2015-01-29 Thread Michael Wallner
Hi Daniel!

 On 30 01 2015, at 07:28, Daniel Lowrey rdlow...@php.net wrote:
 
 Hi Mike :)
 
 I'd like to chime in on the discussion ...
 
 
 1. There is a lot of *really* useful functionality in pecl/http that IMO
 should be bundled with the standard PHP distribution.
 
 This, to me, means things like parsing functionality that is conspicuously
 absent in a web-first language like PHP. HTTP messages, cookies, header
 parameters, multipart/form-data ... these are all standard HTTP elements
 for which we have no compiled parsing capabilities in the standard
 distribution. Adding this functionality in ext/http would be an instant win
 for my own work and I'm sure for many others as well. Moreover, parsing is
 the type of functionality that *really* benefits from being compiled as
 compared to happening in userland. Finally, this type of functionality is
 pretty vanilla and straightforward -- there is little room for stylistic
 disagreements in APIs and implementations. No one is going to complain that
 a multipart/form-data parser API is zomg so bad I need to tweet my
 frustration about #php right now. If it parses data how it's supposed to
 it's generally good enough.
 
 These are the kinds of things that ought to be bundled with the standard
 PHP distribution. They'd be a win for everyone and shouldn't realistically
 upset or confuse anyone.
 
 
 2. There is some functionality here that isn't HTTP-specific and should
 exist in other extensions.

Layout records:
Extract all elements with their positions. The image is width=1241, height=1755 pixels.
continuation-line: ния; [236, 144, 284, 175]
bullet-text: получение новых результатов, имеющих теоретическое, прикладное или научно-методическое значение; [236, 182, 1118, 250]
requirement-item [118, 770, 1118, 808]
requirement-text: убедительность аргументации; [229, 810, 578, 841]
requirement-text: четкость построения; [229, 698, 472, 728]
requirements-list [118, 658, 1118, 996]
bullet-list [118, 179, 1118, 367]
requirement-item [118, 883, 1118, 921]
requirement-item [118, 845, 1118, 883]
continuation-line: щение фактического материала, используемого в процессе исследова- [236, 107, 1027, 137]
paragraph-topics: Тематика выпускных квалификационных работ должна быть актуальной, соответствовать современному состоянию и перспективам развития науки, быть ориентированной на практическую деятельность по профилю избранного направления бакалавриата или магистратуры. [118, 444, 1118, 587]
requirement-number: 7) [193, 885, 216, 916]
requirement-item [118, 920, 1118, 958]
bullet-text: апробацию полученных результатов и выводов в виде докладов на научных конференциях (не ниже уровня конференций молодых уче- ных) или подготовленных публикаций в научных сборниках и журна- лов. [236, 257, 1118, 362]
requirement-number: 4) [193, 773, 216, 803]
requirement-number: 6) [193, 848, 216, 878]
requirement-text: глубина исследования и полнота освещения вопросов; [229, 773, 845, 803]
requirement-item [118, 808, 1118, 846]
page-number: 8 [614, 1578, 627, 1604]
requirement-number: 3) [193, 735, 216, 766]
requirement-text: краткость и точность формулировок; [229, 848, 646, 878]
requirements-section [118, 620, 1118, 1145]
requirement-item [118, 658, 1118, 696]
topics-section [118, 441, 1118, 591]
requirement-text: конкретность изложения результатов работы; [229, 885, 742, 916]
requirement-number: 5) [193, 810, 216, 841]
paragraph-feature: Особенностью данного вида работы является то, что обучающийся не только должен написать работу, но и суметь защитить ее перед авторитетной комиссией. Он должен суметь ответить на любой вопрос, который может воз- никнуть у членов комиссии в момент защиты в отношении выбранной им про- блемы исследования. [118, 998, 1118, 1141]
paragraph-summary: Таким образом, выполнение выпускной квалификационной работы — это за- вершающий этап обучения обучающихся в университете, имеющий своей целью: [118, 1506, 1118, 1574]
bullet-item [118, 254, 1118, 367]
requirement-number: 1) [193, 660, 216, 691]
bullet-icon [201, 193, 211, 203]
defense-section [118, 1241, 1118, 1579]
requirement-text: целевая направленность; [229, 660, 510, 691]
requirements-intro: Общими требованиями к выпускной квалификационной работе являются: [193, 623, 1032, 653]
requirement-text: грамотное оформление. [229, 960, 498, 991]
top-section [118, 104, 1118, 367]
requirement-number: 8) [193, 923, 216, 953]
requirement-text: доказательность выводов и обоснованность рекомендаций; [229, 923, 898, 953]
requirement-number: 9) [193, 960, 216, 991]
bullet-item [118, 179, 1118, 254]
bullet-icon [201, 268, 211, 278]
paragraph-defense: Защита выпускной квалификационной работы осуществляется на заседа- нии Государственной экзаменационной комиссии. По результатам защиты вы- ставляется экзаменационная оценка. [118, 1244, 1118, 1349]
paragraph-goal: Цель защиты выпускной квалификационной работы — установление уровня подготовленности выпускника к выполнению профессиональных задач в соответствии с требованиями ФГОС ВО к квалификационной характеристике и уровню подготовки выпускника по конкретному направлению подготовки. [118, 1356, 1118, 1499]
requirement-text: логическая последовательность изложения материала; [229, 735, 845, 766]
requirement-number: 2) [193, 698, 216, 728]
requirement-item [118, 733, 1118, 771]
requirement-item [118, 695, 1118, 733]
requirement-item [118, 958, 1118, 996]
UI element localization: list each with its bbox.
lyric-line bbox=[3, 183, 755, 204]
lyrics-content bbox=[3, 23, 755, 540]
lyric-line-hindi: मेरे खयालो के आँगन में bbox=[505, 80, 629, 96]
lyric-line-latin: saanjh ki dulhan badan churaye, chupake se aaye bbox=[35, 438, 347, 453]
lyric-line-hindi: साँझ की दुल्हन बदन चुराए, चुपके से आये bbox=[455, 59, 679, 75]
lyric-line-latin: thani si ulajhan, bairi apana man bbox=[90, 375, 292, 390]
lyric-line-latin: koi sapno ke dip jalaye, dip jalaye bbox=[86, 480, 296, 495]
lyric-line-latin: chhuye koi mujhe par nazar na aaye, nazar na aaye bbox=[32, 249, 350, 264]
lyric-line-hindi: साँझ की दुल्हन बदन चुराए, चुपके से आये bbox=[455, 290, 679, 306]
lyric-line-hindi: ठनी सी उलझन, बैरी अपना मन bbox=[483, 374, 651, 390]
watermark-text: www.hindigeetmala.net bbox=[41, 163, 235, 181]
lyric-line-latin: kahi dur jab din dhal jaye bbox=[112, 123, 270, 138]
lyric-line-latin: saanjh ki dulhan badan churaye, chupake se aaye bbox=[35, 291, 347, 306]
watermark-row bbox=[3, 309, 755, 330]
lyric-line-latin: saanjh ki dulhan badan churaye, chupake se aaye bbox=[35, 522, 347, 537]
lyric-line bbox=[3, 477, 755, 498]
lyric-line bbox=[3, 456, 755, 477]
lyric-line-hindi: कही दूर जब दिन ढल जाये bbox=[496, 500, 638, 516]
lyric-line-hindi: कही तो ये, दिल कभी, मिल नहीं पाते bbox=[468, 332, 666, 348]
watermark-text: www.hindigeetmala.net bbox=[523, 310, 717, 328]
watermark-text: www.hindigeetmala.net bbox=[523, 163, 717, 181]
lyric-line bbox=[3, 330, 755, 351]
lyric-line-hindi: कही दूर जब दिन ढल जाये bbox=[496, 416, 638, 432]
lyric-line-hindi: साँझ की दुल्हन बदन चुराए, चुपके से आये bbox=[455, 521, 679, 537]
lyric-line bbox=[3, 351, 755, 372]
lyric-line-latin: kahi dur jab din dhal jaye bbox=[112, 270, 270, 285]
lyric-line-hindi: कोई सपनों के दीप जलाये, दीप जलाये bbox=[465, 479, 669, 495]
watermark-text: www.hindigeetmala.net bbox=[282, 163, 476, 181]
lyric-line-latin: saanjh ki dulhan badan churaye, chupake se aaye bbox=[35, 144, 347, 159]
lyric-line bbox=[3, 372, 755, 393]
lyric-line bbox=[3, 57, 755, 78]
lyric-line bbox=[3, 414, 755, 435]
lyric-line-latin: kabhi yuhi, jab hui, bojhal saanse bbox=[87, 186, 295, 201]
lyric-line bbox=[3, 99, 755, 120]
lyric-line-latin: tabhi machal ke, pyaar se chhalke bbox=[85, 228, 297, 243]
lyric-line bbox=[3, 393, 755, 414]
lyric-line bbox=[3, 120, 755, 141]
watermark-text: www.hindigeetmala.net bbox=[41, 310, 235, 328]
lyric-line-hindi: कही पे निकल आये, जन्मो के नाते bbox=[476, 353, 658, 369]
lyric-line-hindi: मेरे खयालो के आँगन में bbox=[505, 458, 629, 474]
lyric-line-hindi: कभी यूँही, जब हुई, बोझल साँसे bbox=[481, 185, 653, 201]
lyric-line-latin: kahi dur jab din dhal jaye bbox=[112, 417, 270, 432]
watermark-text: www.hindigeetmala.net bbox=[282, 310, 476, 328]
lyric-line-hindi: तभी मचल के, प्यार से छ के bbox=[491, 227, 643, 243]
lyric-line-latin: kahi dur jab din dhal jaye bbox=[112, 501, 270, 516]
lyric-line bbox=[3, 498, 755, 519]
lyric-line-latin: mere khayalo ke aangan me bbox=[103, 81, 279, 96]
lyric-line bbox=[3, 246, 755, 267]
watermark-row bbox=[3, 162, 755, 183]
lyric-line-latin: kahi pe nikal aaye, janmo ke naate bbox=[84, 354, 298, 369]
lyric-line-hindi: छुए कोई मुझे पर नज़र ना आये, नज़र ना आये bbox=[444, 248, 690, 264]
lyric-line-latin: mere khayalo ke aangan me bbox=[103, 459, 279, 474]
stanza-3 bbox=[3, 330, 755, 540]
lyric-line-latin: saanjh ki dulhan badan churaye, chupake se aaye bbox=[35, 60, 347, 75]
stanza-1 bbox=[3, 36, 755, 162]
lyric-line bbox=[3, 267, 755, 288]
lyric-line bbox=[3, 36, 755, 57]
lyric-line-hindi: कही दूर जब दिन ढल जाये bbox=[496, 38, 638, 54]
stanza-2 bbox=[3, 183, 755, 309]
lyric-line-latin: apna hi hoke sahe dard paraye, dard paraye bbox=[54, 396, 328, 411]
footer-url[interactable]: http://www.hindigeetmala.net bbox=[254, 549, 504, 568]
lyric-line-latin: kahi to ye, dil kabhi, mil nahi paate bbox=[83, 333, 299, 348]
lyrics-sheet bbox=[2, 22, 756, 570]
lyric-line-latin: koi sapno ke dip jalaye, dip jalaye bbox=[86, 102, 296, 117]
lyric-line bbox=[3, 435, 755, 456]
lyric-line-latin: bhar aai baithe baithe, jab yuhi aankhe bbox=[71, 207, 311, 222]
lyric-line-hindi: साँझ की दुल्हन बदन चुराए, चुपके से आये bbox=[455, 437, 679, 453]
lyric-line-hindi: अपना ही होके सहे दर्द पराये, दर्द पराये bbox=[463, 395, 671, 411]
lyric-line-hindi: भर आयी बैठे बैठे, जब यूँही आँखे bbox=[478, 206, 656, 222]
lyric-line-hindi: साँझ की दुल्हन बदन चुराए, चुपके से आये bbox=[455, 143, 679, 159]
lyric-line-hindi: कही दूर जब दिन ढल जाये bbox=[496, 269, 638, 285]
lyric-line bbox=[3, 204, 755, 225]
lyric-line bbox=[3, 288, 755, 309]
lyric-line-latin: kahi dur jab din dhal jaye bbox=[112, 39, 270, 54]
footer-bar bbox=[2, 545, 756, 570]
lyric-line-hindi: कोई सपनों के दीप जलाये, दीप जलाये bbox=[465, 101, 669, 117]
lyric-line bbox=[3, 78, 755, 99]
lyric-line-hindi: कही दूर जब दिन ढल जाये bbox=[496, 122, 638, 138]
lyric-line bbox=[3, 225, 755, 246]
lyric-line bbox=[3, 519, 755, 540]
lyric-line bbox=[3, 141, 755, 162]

Exercise task: Please explain, in one to three sentences, why the pecl/http message says parsing features like multipart/form-data handling belong in the standard PHP distribution.

Output of the task: The message notes that PHP, though a web-first language, has no compiled parsing for standard HTTP elements such as messages, cookies, header parameters and multipart/form-data, and that parsing benefits greatly from being compiled rather than running in userland. It adds that such functionality is plain and straightforward, leaving little room for stylistic disagreement over APIs, so bundling it would be a win for everyone without upsetting or confusing anyone.